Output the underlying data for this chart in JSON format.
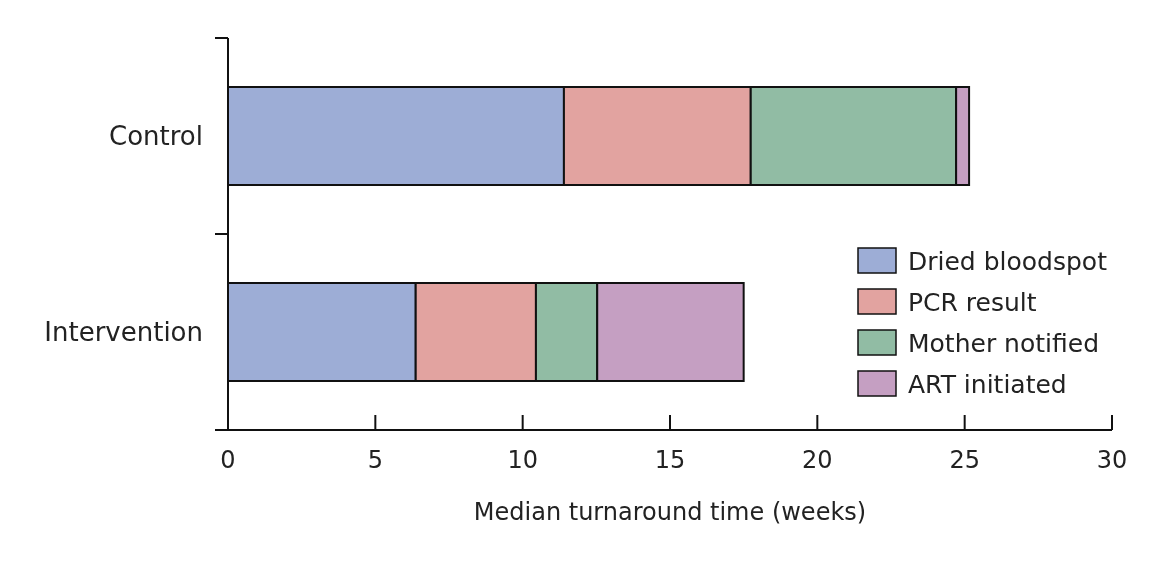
{
  "chart_data": {
    "type": "bar",
    "orientation": "horizontal",
    "stacked": true,
    "categories": [
      "Control",
      "Intervention"
    ],
    "series": [
      {
        "name": "Dried bloodspot",
        "color": "#9dadd6",
        "values": [
          11.4,
          6.37
        ]
      },
      {
        "name": "PCR result",
        "color": "#e2a3a0",
        "values": [
          6.34,
          4.08
        ]
      },
      {
        "name": "Mother notified",
        "color": "#91bca4",
        "values": [
          6.97,
          2.08
        ]
      },
      {
        "name": "ART initiated",
        "color": "#c59fc2",
        "values": [
          0.44,
          4.97
        ]
      }
    ],
    "xlim": [
      0,
      30
    ],
    "xticks": [
      0,
      5,
      10,
      15,
      20,
      25,
      30
    ],
    "xlabel": "Median turnaround time (weeks)",
    "legend": "bottom right",
    "grid": false
  }
}
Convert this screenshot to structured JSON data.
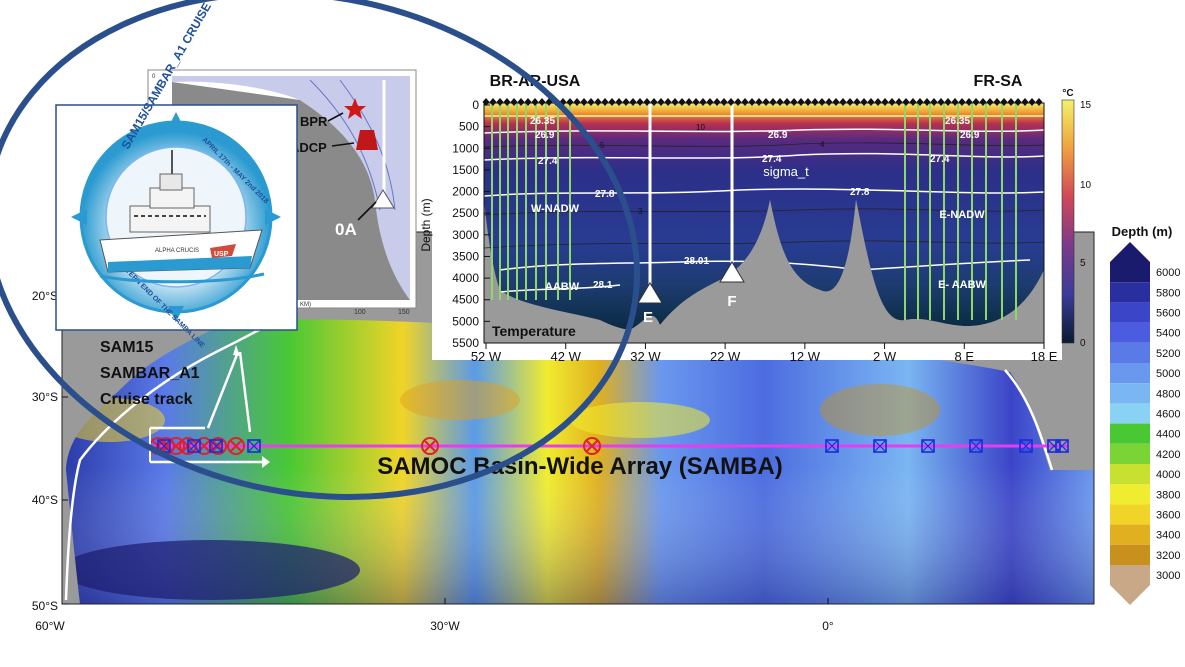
{
  "map": {
    "lat_labels": [
      "20°S",
      "30°S",
      "40°S",
      "50°S"
    ],
    "lon_labels": [
      "60°W",
      "30°W",
      "0°"
    ],
    "array_title": "SAMOC Basin-Wide Array (SAMBA)",
    "cruise_label": [
      "SAM15",
      "SAMBAR_A1",
      "Cruise track"
    ],
    "colors": {
      "array_line": "#e83cf0",
      "circle_marker": "#e0202a",
      "square_marker": "#1a2be0",
      "ellipse": "#2b4f8c"
    }
  },
  "depth_legend": {
    "title": "Depth (m)",
    "labels": [
      "6000",
      "5800",
      "5600",
      "5400",
      "5200",
      "5000",
      "4800",
      "4600",
      "4400",
      "4200",
      "4000",
      "3800",
      "3600",
      "3400",
      "3200",
      "3000"
    ],
    "colors": [
      "#1b1b6e",
      "#2a2fa0",
      "#3b45c8",
      "#4c5ce0",
      "#5a7ae8",
      "#6a98ee",
      "#7ab6f2",
      "#8ad2f4",
      "#49c834",
      "#7ad436",
      "#c8e030",
      "#f0ec30",
      "#f0d428",
      "#e0b020",
      "#c8901c",
      "#c8a886"
    ]
  },
  "inset_logo": {
    "ring_top": "SAM15/SAMBAR_A1 CRUISE",
    "ring_date": "APRIL 17th - MAY 2nd 2018",
    "ring_bottom": "WESTERN END OF THE SAMBA LINE",
    "ship_name": "ALPHA CRUCIS",
    "hull_text": "USP"
  },
  "inset_shelf": {
    "bpr": "BPR",
    "adcp": "ADCP",
    "station": "0A",
    "top_tick": "0",
    "x_ticks": [
      "100",
      "150"
    ],
    "x_unit": "KM)"
  },
  "section": {
    "left_label": "BR-AR-USA",
    "right_label": "FR-SA",
    "y_title": "Depth (m)",
    "y_ticks": [
      "0",
      "500",
      "1000",
      "1500",
      "2000",
      "2500",
      "3000",
      "3500",
      "4000",
      "4500",
      "5000",
      "5500"
    ],
    "x_ticks": [
      "52 W",
      "42 W",
      "32 W",
      "22 W",
      "12 W",
      "2 W",
      "8 E",
      "18 E"
    ],
    "isopycnals": [
      "26.35",
      "26.9",
      "27.4",
      "27.8",
      "28.01",
      "28.1"
    ],
    "isotherms": [
      "10",
      "5",
      "4",
      "3"
    ],
    "water_masses": [
      "W-NADW",
      "E-NADW",
      "AABW",
      "E- AABW"
    ],
    "sigma_label": "sigma_t",
    "panel_label": "Temperature",
    "station_E": "E",
    "station_F": "F",
    "colorbar_unit": "°C",
    "colorbar_ticks": [
      "15",
      "10",
      "5",
      "0"
    ]
  }
}
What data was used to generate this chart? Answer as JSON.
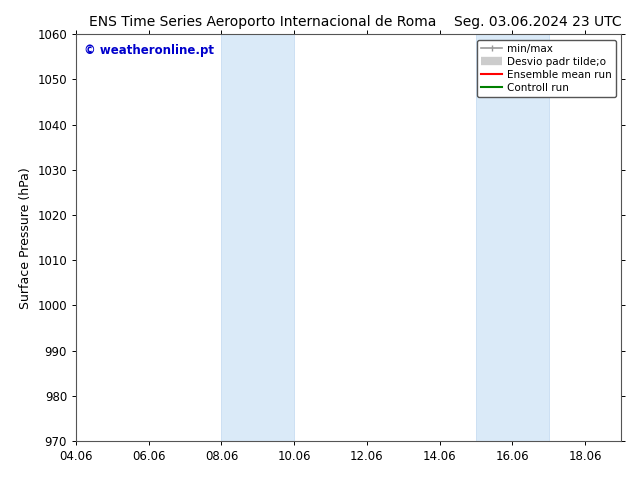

» **Aim**: Gather from the records above every line containing the string "this".

» **Exercise output**:
Output the underlying data for this chart in JSON format.
Convert this screenshot to structured JSON data.
What data was used to generate this chart? Answer as JSON.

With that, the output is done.